● **INPUT**:
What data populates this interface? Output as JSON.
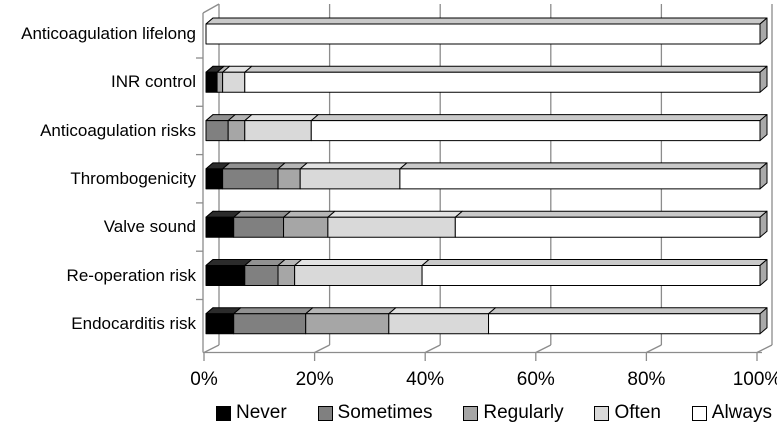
{
  "chart_data": {
    "type": "bar",
    "subtype": "horizontal-stacked-3d",
    "title": "",
    "xlabel": "",
    "ylabel": "",
    "xlim": [
      0,
      100
    ],
    "grid": true,
    "legend_position": "bottom",
    "categories": [
      "Anticoagulation lifelong",
      "INR control",
      "Anticoagulation risks",
      "Thrombogenicity",
      "Valve sound",
      "Re-operation risk",
      "Endocarditis risk"
    ],
    "series": [
      {
        "name": "Never",
        "color": "#000000",
        "values": [
          0,
          2,
          0,
          3,
          5,
          7,
          5
        ]
      },
      {
        "name": "Sometimes",
        "color": "#808080",
        "values": [
          0,
          0,
          4,
          10,
          9,
          6,
          13
        ]
      },
      {
        "name": "Regularly",
        "color": "#a6a6a6",
        "values": [
          0,
          1,
          3,
          4,
          8,
          3,
          15
        ]
      },
      {
        "name": "Often",
        "color": "#d9d9d9",
        "values": [
          0,
          4,
          12,
          18,
          23,
          23,
          18
        ]
      },
      {
        "name": "Always",
        "color": "#ffffff",
        "values": [
          100,
          93,
          81,
          65,
          55,
          61,
          49
        ]
      }
    ],
    "x_ticks": [
      "0%",
      "20%",
      "40%",
      "60%",
      "80%",
      "100%"
    ],
    "axis_color": "#8c8c8c",
    "bar_outline_color": "#000000"
  }
}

● **SET TASK**:
Pick out every line above that contains the word "Anticoagulation" and copy it.

● **RESULT FOR THIS EXERCISE**:
      "Anticoagulation lifelong",
      "Anticoagulation risks",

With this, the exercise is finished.